-- Start of TASK MATERIAL --
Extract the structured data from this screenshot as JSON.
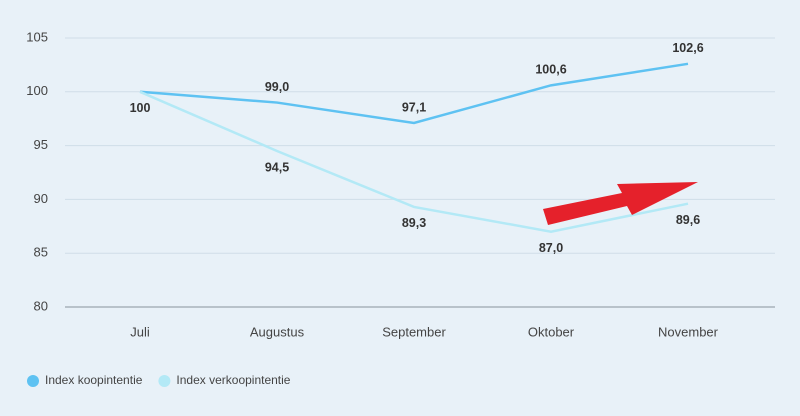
{
  "chart_data": {
    "type": "line",
    "categories": [
      "Juli",
      "Augustus",
      "September",
      "Oktober",
      "November"
    ],
    "series": [
      {
        "name": "Index koopintentie",
        "color": "#5ec2f2",
        "values": [
          100,
          99.0,
          97.1,
          100.6,
          102.6
        ],
        "value_labels": [
          null,
          "99,0",
          "97,1",
          "100,6",
          "102,6"
        ]
      },
      {
        "name": "Index verkoopintentie",
        "color": "#b3e9f6",
        "values": [
          100,
          94.5,
          89.3,
          87.0,
          89.6
        ],
        "value_labels": [
          "100",
          "94,5",
          "89,3",
          "87,0",
          "89,6"
        ]
      }
    ],
    "ylim": [
      80,
      105
    ],
    "yticks": [
      80,
      85,
      90,
      95,
      100,
      105
    ],
    "grid": true
  }
}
-- End of TASK MATERIAL --
_TASK BRIEF_
Pictures are to be left out; all else in the entries above is to be quoted exactly.

_RESULT OF THE TASK_
Extract the structured data from this screenshot as JSON.
{
  "chart_data": {
    "type": "line",
    "categories": [
      "Juli",
      "Augustus",
      "September",
      "Oktober",
      "November"
    ],
    "series": [
      {
        "name": "Index koopintentie",
        "color": "#5ec2f2",
        "values": [
          100,
          99.0,
          97.1,
          100.6,
          102.6
        ],
        "value_labels": [
          null,
          "99,0",
          "97,1",
          "100,6",
          "102,6"
        ]
      },
      {
        "name": "Index verkoopintentie",
        "color": "#b3e9f6",
        "values": [
          100,
          94.5,
          89.3,
          87.0,
          89.6
        ],
        "value_labels": [
          "100",
          "94,5",
          "89,3",
          "87,0",
          "89,6"
        ]
      }
    ],
    "ylim": [
      80,
      105
    ],
    "yticks": [
      80,
      85,
      90,
      95,
      100,
      105
    ],
    "grid": true
  }
}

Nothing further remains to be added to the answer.